**Problem to solve**:
Identify and copy all lines of the material where the string "this" is found.

**Records for the exercise**:
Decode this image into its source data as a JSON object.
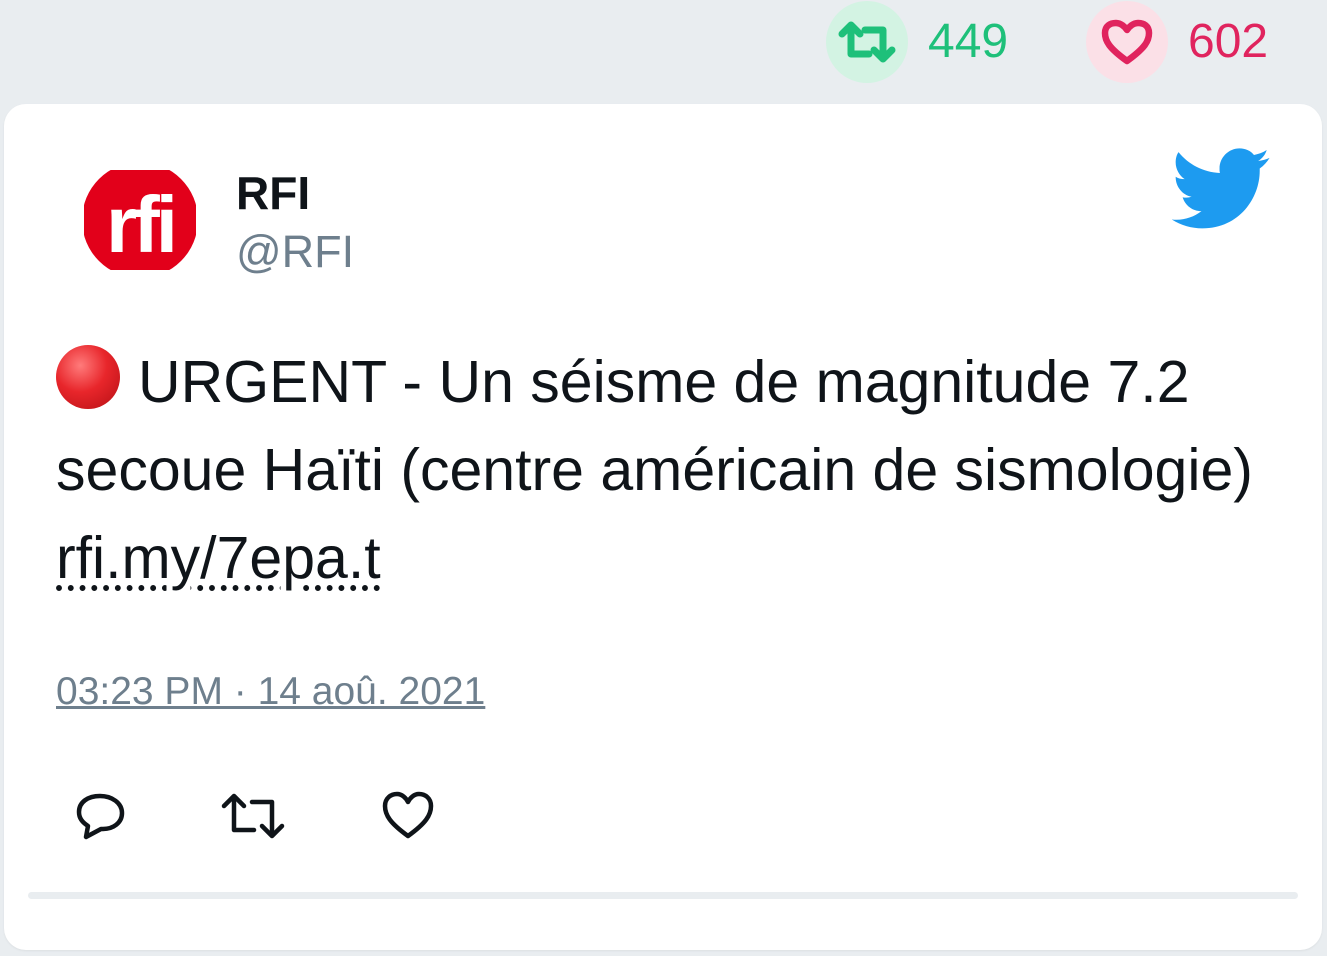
{
  "stats": {
    "retweet_count": "449",
    "like_count": "602"
  },
  "author": {
    "name": "RFI",
    "handle": "@RFI",
    "avatar_logo_text": "rfi"
  },
  "tweet": {
    "text": "URGENT - Un séisme de magnitude 7.2 secoue Haïti (centre américain de sismologie) ",
    "link": "rfi.my/7epa.t",
    "timestamp": "03:23 PM · 14 aoû. 2021"
  },
  "icons": {
    "urgent": "red-circle-icon",
    "brand": "twitter-bird-icon",
    "reply": "reply-icon",
    "retweet": "retweet-icon",
    "like": "heart-icon"
  },
  "colors": {
    "retweet_green": "#1ec07a",
    "like_pink": "#e0245e",
    "twitter_blue": "#1d9bf0",
    "rfi_red": "#e2001a",
    "muted_text": "#6e7f8d"
  }
}
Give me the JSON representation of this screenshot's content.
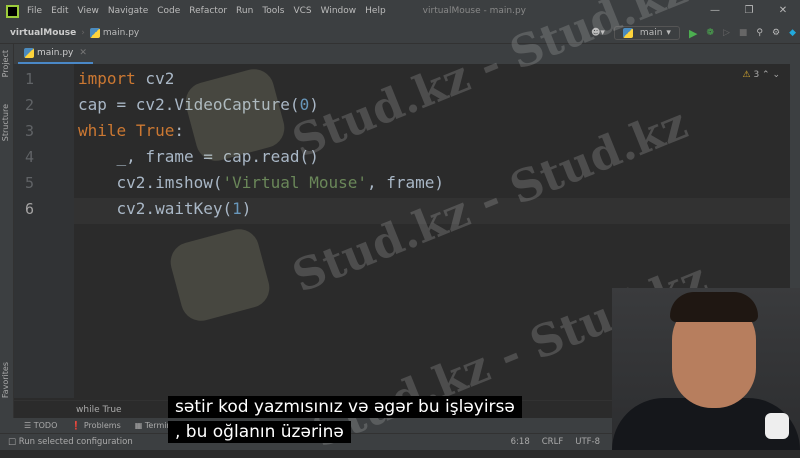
{
  "menu": [
    "File",
    "Edit",
    "View",
    "Navigate",
    "Code",
    "Refactor",
    "Run",
    "Tools",
    "VCS",
    "Window",
    "Help"
  ],
  "window_title": "virtualMouse - main.py",
  "breadcrumb": {
    "project": "virtualMouse",
    "file": "main.py"
  },
  "run_config": "main",
  "tab": "main.py",
  "side": {
    "project": "Project",
    "structure": "Structure",
    "favorites": "Favorites"
  },
  "warnings": "3",
  "line_numbers": [
    "1",
    "2",
    "3",
    "4",
    "5",
    "6"
  ],
  "code": {
    "l1": [
      "import",
      " cv2"
    ],
    "l2": [
      "cap = cv2.VideoCapture(",
      "0",
      ")"
    ],
    "l3": [
      "while",
      " ",
      "True",
      ":"
    ],
    "l4": [
      "    _, frame = cap.read()"
    ],
    "l5": [
      "    cv2.imshow(",
      "'Virtual Mouse'",
      ", frame)"
    ],
    "l6": [
      "    cv2.waitKey(",
      "1",
      ")"
    ]
  },
  "editor_crumb": "while True",
  "toolwindows": [
    "TODO",
    "Problems",
    "Terminal"
  ],
  "status": {
    "message": "Run selected configuration",
    "position": "6:18",
    "line_sep": "CRLF",
    "encoding": "UTF-8"
  },
  "subtitles": [
    "sətir kod yazmısınız və əgər bu işləyirsə",
    ", bu oğlanın üzərinə"
  ],
  "watermark": "Stud.kz - Stud.kz"
}
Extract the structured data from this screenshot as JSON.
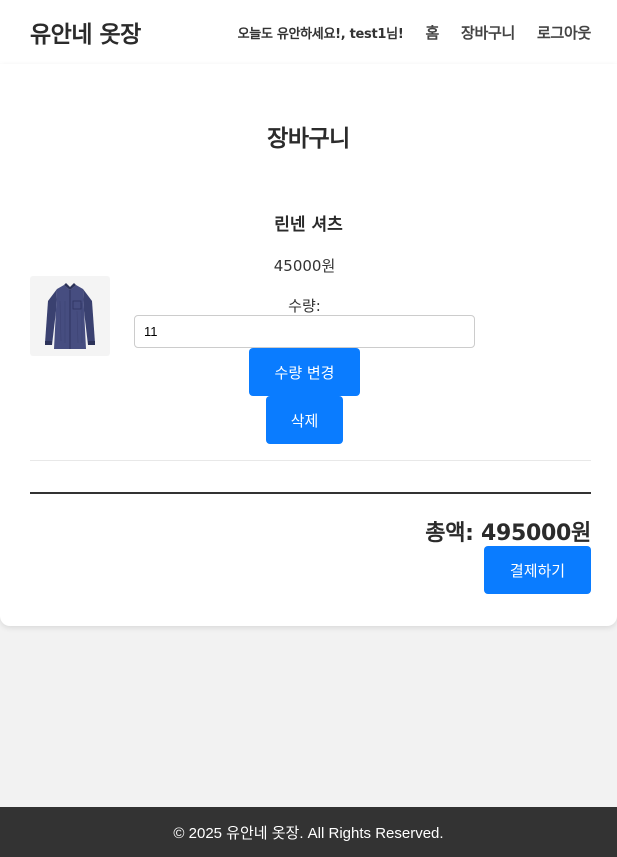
{
  "header": {
    "logo": "유안네 옷장",
    "greeting": "오늘도 유안하세요!, test1님!",
    "nav": {
      "home": "홈",
      "cart": "장바구니",
      "logout": "로그아웃"
    }
  },
  "cart": {
    "title": "장바구니",
    "items": [
      {
        "name": "린넨 셔츠",
        "price": "45000원",
        "quantity_label": "수량:",
        "quantity": "11",
        "update_button": "수량 변경",
        "delete_button": "삭제",
        "image_icon": "shirt-image"
      }
    ],
    "total_label": "총액:",
    "total_value": "495000원",
    "checkout_button": "결제하기"
  },
  "footer": {
    "text": "© 2025 유안네 옷장. All Rights Reserved."
  },
  "colors": {
    "accent": "#0a7cff",
    "footer_bg": "#333333",
    "page_bg": "#f2f2f2"
  }
}
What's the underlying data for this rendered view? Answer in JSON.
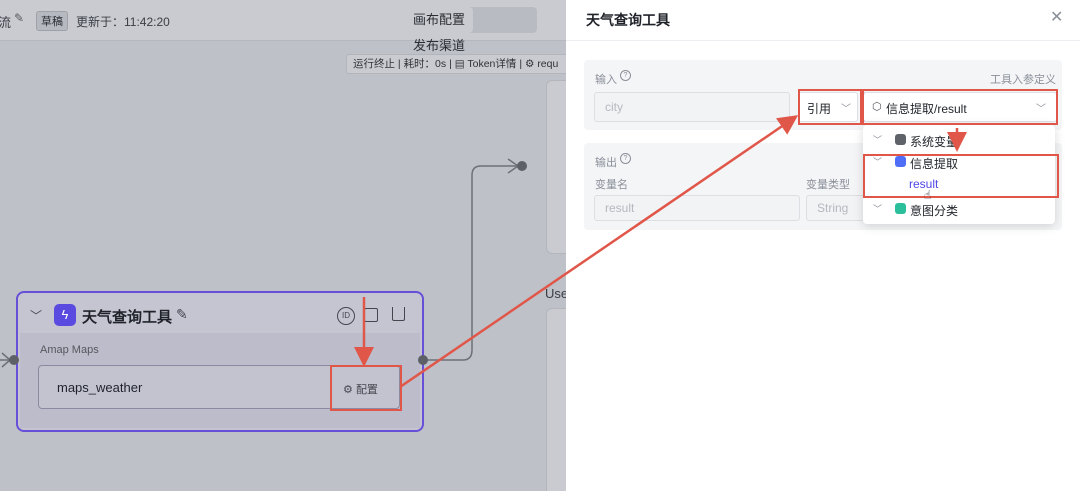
{
  "header": {
    "title_char": "流",
    "draft_badge": "草稿",
    "updated_at": "更新于：11:42:20",
    "tab_canvas": "画布配置",
    "tab_publish": "发布渠道"
  },
  "run_status": {
    "status": "运行终止",
    "duration": "耗时：0s",
    "token_detail": "Token详情",
    "request_prefix": "requ"
  },
  "side_peek": {
    "use_text": "Use"
  },
  "node": {
    "title": "天气查询工具",
    "subtitle": "Amap Maps",
    "tool_name": "maps_weather",
    "config_label": "配置",
    "id_icon_text": "ID"
  },
  "drawer": {
    "title": "天气查询工具",
    "input_section": {
      "label": "输入",
      "right_label": "工具入参定义",
      "param_placeholder": "city",
      "mode_value": "引用",
      "ref_value": "信息提取/result"
    },
    "output_section": {
      "label": "输出",
      "col_var_name": "变量名",
      "col_var_type": "变量类型",
      "var_name_value": "result",
      "var_type_value": "String"
    },
    "dropdown": {
      "items": [
        {
          "label": "系统变量"
        },
        {
          "label": "信息提取",
          "child": "result"
        },
        {
          "label": "意图分类"
        }
      ]
    }
  },
  "colors": {
    "accent": "#5b4ae0",
    "annotation_red": "#e0574a",
    "node_border": "#6650d8"
  }
}
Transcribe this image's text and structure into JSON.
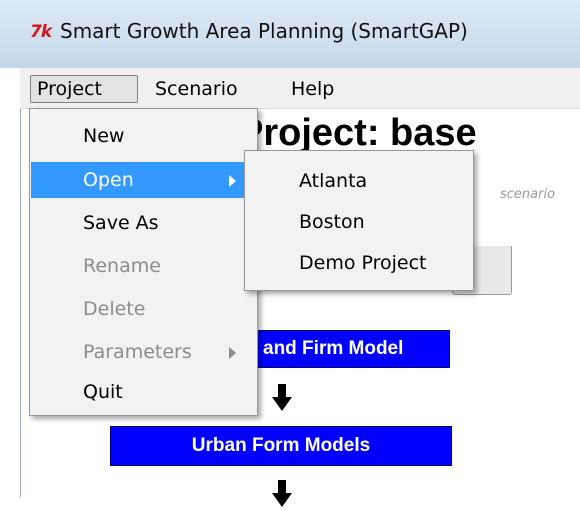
{
  "window": {
    "icon": "7k",
    "title": "Smart Growth Area Planning (SmartGAP)"
  },
  "menubar": {
    "items": [
      {
        "label": "Project"
      },
      {
        "label": "Scenario"
      },
      {
        "label": "Help"
      }
    ]
  },
  "main": {
    "heading": "Project: base",
    "scenario_hint": "scenario",
    "boxes": [
      {
        "label": "and Firm Model"
      },
      {
        "label": "Urban Form Models"
      }
    ],
    "box_color": "#0000ff"
  },
  "project_menu": {
    "items": [
      {
        "label": "New",
        "enabled": true
      },
      {
        "label": "Open",
        "enabled": true,
        "highlighted": true,
        "has_submenu": true
      },
      {
        "label": "Save As",
        "enabled": true
      },
      {
        "label": "Rename",
        "enabled": false
      },
      {
        "label": "Delete",
        "enabled": false
      },
      {
        "label": "Parameters",
        "enabled": false,
        "has_submenu": true
      },
      {
        "label": "Quit",
        "enabled": true
      }
    ],
    "highlight_color": "#3399ff"
  },
  "open_submenu": {
    "items": [
      {
        "label": "Atlanta"
      },
      {
        "label": "Boston"
      },
      {
        "label": "Demo Project"
      }
    ]
  }
}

**Correct output**:
Decode this image into its source data as a JSON object.
Give me the JSON representation of this screenshot's content.
Extract the structured data from this screenshot as JSON.
What's the underlying data for this rendered view? Answer in JSON.
Transcribe this image's text and structure into JSON.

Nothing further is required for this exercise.